Start of SUPPLIED TEXT
Killing by cytotoxic T cells and natural killer cells: multiple granule serine proteases as initiators of DNA fragmentation.

Cellular Cytotoxicity Laboratory, Austin Hospital, Heidelberg, Victoria, Australia.
Immunology and Cell Biology (Impact Factor: 4.21). 07/1993; 71 ( Pt 3):201-8. DOI: 10.1038/icb.1993.22
Source: PubMed

ABSTRACT The vectorial secretion of the contents of highly specialized cytoplasmic granules is of pivotal importance to the killing by cytotoxic T cells and natural killer cells. The purification and biochemical characterization of some of the granule constituents, in particular the pore-forming protein perforin, had engendered the notion that the killing of cellular targets was largely an osmotic phenomenon analogous to the insult delivered by complement attack. However, the apparent absence of membrane perforation in various examples of lymphocyte-mediated killing, and the observation that perforin alone could not account for apoptosis associated with programmed cell death, suggested that perforin activity represented, at best, only a part of the whole mechanism. More recently, the characterization of a large family of granule serine proteases (granzymes) has provided evidence that these molecules may collaborate in the killing process by inducing a 'suicide' pathway in target cells, resulting in DNA fragmentation. However, the serine proteases are inactive alone, their natural substrates have not been defined and they require access into the target cell cytoplasm via perforin-induced pores to exert their deleterious effects. Thus, we propose that the cytotoxic granule-mediated mechanism comprises at least two interdependent arms, perforin and serine proteases, that together are capable of inflicting cell death by osmotic shock and/or nuclear collapse.
End of SUPPLIED TEXT
**EXERCISE AIM**:
Decide whether each statement agrees with the abstract above. Answer yes or no for each, and quote the words of the abstract that settle it. 1. Perforin alone could account for the apoptosis associated with programmed cell death. 2. The granule serine proteases need access into the target cell cytoplasm through perforin-induced pores to exert their effects. 3. The natural substrates of the granule serine proteases have been defined.
Start of ENTRIES SHOWN
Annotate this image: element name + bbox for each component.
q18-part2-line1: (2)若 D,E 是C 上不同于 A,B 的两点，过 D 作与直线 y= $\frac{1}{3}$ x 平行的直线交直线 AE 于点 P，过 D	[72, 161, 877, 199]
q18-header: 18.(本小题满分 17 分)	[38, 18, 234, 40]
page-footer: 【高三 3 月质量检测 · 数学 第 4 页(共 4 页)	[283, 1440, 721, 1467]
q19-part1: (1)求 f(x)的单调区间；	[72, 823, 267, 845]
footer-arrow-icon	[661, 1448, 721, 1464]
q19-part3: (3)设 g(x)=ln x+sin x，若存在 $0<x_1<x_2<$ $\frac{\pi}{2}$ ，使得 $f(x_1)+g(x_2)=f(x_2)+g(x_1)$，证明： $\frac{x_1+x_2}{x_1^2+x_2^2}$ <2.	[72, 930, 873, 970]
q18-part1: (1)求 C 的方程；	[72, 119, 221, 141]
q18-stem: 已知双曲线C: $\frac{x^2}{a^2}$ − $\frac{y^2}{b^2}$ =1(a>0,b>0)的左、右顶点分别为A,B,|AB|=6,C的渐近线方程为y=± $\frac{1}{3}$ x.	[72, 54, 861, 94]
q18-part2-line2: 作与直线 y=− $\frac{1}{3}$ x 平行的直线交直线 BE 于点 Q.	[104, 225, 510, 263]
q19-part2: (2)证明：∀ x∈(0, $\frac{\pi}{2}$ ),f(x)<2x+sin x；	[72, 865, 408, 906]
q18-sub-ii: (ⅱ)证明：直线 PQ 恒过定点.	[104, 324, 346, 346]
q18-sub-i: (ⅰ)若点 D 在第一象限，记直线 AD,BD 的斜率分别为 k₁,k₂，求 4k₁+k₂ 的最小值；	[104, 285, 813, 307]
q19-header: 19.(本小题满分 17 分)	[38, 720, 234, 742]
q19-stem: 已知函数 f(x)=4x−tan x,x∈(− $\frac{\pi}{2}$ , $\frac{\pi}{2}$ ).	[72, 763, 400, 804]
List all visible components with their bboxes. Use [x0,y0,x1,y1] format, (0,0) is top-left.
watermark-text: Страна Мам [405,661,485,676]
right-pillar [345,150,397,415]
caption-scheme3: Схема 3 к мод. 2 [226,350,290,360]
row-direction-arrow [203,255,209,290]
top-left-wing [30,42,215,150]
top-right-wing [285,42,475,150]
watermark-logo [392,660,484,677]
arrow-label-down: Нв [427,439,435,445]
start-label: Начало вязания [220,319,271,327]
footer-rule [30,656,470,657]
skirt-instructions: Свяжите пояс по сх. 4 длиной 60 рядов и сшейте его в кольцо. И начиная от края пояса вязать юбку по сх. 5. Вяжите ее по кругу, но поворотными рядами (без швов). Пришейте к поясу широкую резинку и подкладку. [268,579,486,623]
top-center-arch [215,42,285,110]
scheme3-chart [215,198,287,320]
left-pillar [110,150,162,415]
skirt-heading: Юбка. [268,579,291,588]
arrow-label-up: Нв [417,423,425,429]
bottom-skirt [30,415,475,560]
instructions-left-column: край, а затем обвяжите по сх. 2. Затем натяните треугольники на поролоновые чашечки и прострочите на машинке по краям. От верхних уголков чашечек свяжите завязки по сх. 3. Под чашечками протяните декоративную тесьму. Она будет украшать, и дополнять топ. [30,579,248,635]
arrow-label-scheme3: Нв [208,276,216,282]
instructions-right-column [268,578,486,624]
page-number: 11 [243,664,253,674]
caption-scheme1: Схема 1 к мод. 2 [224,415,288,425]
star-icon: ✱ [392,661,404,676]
End of ENTRIES SHOWN
**RESPONSE TO THIS TASK**:
1. No: "perforin alone could not account for apoptosis associated with programmed cell death"
2. Yes: "they require access into the target cell cytoplasm via perforin-induced pores to exert their deleterious effects"
3. No: "their natural substrates have not been defined"